◆ **Page excerpt**:

..........

SECURITIES AND EXCHANGE COMMISSION

Washington, D.C. 20549

 


 

FORM 8-K

 


 

CURRENT REPORT

Pursuant to Section 13 or 15(d) of the

Securities Exchange Act of 1934

 

Date of Report (Date of earliest event reported): April 21, 2015

 


 

ZAZA ENERGY CORPORATION

(Exact name of registrant as specified in its charter)

 


 

Delaware

 

001-35432

 

45-2986089

(State or other jurisdiction

of incorporation or organization)

 

(Commission

File Number)

 

(I.R.S. Employer

Identification No.)

 

1301 McKinney Street, Suite 2800

Houston, Texas

 

77010

(Address of principal executive offices)

 

(Zip Code)

 

(713) 595-1900

(Registrant’s telephone number, including area code)

 

NOT APPLICABLE

(Former name or former address, if changed since last report)

 


 

Check the appropriate box below if the Form 8-K filing is intended to simultaneously satisfy the filing obligation of the registrant under any of the following provisions:

 

o           Written communications pursuant to Rule 425 under the Securities Act (17 CFR 230.425)

 

o           Soliciting material pursuant to Rule 14a-12 under the Exchange Act (17 CFR 240.14a-12)

 

o           Pre-commencement communications pursuant to Rule 14d-2(b) under the Exchange Act (17 CFR 240.14d-2(b))

 

o           Pre-commencement communications pursuant to Rule 13e-4(c) under the Exchange Act (17 CFR 240.13e-4(c))

 

 

 



 

Item 1.01 Entry into a Material Definitive Agreement.

 

As previously reported, on February 21, 2012, ZaZa Energy Corporation (“our” or the “Company”) issued and sold Senior Secured Notes due 2017 (the “Senior Secured Notes”) in the aggregate principal amount of $100,000,000 and warrants to purchase shares of the Company’s common stock pursuant to a securities purchase agreement (as amended, the “Senior Secured Notes Purchase Agreement”) with MSDC ZEC Investments, LLC (“MSDC”), Senator Sidecar Master Fund LP (“Senator”), O-CAP Offshore Master Fund, L.P. (“O-CAP Master Fund”), O-CAP Partners, L.P. (“O-CAP Partners”), Capital Ventures International (“Capital Ventures”), Talara Master Fund, LTD. (“Talara”), Blackwell Partners, LLC (“Blackwell”), Permal Talara LTD. (“Permal Talara”) and Winwill Investments LLC ( “Winmill,” and collectively with MSDC, Senator, O-CAP Master Fund, O-CAP Partners and Capital Ventures, the “Purchasers”).

..........

A run of records
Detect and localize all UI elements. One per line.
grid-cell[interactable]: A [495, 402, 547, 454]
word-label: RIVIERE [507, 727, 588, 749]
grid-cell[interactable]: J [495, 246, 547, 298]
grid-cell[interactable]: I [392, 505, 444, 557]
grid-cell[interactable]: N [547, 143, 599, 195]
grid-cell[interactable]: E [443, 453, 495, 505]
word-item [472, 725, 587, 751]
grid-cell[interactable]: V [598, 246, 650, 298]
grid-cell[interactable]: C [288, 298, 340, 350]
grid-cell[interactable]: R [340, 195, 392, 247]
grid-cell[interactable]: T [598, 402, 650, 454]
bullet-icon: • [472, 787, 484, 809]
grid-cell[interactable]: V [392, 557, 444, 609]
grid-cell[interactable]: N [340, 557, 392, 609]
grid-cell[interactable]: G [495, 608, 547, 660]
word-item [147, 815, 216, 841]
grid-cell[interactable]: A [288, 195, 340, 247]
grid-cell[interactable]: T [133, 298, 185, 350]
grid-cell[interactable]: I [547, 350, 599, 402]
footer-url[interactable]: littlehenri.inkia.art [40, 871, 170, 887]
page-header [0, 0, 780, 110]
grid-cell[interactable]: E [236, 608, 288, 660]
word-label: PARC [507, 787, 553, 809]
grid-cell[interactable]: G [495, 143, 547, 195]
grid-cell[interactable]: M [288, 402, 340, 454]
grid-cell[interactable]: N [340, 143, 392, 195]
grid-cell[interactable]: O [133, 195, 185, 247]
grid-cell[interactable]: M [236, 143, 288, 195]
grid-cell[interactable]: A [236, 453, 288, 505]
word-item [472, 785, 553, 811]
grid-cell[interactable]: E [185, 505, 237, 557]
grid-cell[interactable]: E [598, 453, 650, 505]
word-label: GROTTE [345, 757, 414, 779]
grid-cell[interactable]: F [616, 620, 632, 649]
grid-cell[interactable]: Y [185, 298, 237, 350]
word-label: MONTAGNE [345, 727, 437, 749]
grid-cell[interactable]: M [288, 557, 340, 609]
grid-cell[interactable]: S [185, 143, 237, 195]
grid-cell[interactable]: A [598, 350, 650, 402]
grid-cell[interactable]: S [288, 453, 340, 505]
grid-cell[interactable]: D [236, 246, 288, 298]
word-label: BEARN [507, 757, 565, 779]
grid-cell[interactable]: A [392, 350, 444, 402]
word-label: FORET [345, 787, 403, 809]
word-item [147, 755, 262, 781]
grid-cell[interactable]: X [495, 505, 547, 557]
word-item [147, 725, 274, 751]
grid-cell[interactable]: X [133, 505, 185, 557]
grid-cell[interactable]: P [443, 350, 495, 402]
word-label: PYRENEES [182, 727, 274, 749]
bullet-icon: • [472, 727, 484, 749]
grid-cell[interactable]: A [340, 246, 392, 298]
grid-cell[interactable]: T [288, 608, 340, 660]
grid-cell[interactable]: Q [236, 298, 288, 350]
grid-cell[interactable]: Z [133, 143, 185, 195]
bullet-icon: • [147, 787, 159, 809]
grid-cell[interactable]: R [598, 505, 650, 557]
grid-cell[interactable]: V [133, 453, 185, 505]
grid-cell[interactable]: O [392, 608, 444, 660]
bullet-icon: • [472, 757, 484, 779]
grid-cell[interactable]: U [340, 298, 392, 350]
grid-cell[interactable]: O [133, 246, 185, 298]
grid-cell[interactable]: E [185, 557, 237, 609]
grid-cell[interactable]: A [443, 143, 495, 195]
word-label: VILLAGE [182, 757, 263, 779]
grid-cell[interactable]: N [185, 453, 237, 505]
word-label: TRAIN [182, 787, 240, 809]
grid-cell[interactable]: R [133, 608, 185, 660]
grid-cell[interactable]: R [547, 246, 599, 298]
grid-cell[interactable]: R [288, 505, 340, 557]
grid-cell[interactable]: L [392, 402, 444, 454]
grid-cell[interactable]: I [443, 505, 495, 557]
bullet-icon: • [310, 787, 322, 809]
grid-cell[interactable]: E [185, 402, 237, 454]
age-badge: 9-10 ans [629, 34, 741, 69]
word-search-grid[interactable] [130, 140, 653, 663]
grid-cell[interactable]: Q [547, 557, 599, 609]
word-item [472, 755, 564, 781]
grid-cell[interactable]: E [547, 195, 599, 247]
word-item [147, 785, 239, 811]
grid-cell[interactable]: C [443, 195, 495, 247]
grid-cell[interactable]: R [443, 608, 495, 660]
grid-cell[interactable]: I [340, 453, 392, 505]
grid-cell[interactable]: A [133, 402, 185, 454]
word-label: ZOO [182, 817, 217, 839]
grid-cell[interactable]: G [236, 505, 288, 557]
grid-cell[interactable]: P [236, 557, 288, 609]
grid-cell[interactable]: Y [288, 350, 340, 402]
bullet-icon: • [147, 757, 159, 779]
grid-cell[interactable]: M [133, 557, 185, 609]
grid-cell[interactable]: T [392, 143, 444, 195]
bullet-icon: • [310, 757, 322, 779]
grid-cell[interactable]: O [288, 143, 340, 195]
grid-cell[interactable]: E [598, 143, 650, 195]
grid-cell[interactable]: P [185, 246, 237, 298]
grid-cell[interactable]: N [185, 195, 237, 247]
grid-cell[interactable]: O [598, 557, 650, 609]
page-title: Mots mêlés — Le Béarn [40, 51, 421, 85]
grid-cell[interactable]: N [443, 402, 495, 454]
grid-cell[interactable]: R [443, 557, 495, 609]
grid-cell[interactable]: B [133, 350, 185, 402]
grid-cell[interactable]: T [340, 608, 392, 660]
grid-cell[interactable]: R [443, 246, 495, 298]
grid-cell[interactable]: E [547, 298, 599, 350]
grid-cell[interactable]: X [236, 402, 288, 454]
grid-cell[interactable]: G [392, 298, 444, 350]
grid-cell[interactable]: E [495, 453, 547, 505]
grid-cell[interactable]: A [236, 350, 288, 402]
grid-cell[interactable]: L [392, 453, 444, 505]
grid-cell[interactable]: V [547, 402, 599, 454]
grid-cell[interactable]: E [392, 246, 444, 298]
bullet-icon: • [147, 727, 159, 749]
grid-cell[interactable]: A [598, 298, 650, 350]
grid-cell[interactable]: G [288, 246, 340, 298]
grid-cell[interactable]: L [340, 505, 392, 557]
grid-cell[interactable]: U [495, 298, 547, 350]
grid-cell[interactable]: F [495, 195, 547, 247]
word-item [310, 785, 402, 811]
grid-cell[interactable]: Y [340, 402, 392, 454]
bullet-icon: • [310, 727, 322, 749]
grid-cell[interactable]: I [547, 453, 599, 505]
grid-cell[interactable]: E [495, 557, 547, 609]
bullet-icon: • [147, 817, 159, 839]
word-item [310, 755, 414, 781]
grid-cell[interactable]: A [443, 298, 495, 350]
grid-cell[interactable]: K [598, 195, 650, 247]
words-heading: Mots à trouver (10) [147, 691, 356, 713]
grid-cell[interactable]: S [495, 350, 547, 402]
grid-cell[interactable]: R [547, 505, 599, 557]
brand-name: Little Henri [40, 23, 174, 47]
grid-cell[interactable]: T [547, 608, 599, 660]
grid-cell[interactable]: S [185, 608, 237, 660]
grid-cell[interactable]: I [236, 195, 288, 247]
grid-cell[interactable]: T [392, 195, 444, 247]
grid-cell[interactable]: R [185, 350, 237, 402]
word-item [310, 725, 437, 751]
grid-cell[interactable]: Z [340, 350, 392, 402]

..........

◆ **Stated problem 1**: According to the ZaZa Energy Corporation filing, what was the aggregate principal amount of the Senior Secured Notes due 2017?
◆ **Stated problem 2**: Write what comes next in the ZaZa Energy Corporation filing, picking up after its final sentence.

◆ **Response 1**: $100,000,000.

◆ **Response 2**:
 

The Senior Secured Notes Purchase Agreement contains a provision that gives each Purchaser the right, beginning on March 23, 2015, to require the Company to repurchase up to 100% of such holder’s Senior Secured Notes at par plus accrued and unpaid interest to, but not including, the date of repurchase (the “Senior Secured Notes Put Option”). Upon any Purchaser exercising its rights in accordance with the terms of the Senior Secured Put Option, the Company would have 30 days to complete the repurchase of the Senior Secured Notes of that Purchaser unless the Company elects an earlier date to complete the repurchase.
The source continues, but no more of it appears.